▶ **Dokumenttext**:
%%
Wie wirksam Medikamente sind, hängt von verschiedenen Faktoren ab, unter anderem von der Tageszeit, zu der sie verabreicht werden. Und warum? Weil unser Körper nicht immer genau gleich funktioniert. Stattdessen folgt er dem Zyklus seiner inneren Uhr, dem so genannten circadianen Rhythmus. Da dieser Rhythmus jedoch bei jedem Menschen anders ist, und von einer Reihe verschiedener Faktoren abhängt, ist es schwierig, die Medikamenteneinnahme auf die individuelle Körperuhr des Patienten abzustimmen. Forscher der Charité – Universitätsmedizin Berlin haben nun eine Methode entwickelt, um anhand bestimmter Brustkrebszelllinien den optimalen Zeitpunkt der Krebsbehandlung zu bestimmen. Sie beschreiben ihren Ansatz in der Fachzeitschrift Nature Communications.
%%
▶ **Erfasste Daten**:
%%
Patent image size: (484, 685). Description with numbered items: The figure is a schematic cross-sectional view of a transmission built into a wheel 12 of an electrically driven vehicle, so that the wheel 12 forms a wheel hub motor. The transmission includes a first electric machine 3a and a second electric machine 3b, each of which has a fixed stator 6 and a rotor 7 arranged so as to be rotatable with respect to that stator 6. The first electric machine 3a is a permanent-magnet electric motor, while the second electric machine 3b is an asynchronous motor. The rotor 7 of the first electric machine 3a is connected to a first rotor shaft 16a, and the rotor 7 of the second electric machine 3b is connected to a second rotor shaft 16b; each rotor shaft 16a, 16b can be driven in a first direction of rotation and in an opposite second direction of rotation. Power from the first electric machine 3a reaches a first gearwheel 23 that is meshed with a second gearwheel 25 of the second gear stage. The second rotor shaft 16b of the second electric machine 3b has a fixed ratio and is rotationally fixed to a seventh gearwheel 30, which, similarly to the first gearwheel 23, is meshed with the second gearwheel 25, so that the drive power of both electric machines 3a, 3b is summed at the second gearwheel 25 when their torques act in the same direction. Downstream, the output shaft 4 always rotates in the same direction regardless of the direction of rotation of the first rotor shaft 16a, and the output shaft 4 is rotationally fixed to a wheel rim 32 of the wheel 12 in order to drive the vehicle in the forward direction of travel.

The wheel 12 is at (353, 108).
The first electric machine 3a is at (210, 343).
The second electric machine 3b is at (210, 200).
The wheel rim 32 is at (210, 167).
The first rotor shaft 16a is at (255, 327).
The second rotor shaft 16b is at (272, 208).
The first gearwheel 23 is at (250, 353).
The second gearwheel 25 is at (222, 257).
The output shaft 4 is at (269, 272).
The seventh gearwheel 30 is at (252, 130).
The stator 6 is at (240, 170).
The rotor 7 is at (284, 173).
%%
▶ **Aufgabenstellung**:
Schreiben Sie aus dem Dokumenttext die Stelle ab, die mit „Wie wirksam Medikamente“ beginnt und mit „Fachzeitschrift Nature Communications.“ endet.

▶ **Lösung**:
Wie wirksam Medikamente sind, hängt von verschiedenen Faktoren ab, unter anderem von der Tageszeit, zu der sie verabreicht werden. Und warum? Weil unser Körper nicht immer genau gleich funktioniert. Stattdessen folgt er dem Zyklus seiner inneren Uhr, dem so genannten circadianen Rhythmus. Da dieser Rhythmus jedoch bei jedem Menschen anders ist, und von einer Reihe verschiedener Faktoren abhängt, ist es schwierig, die Medikamenteneinnahme auf die individuelle Körperuhr des Patienten abzustimmen. Forscher der Charité – Universitätsmedizin Berlin haben nun eine Methode entwickelt, um anhand bestimmter Brustkrebszelllinien den optimalen Zeitpunkt der Krebsbehandlung zu bestimmen. Sie beschreiben ihren Ansatz in der Fachzeitschrift Nature Communications.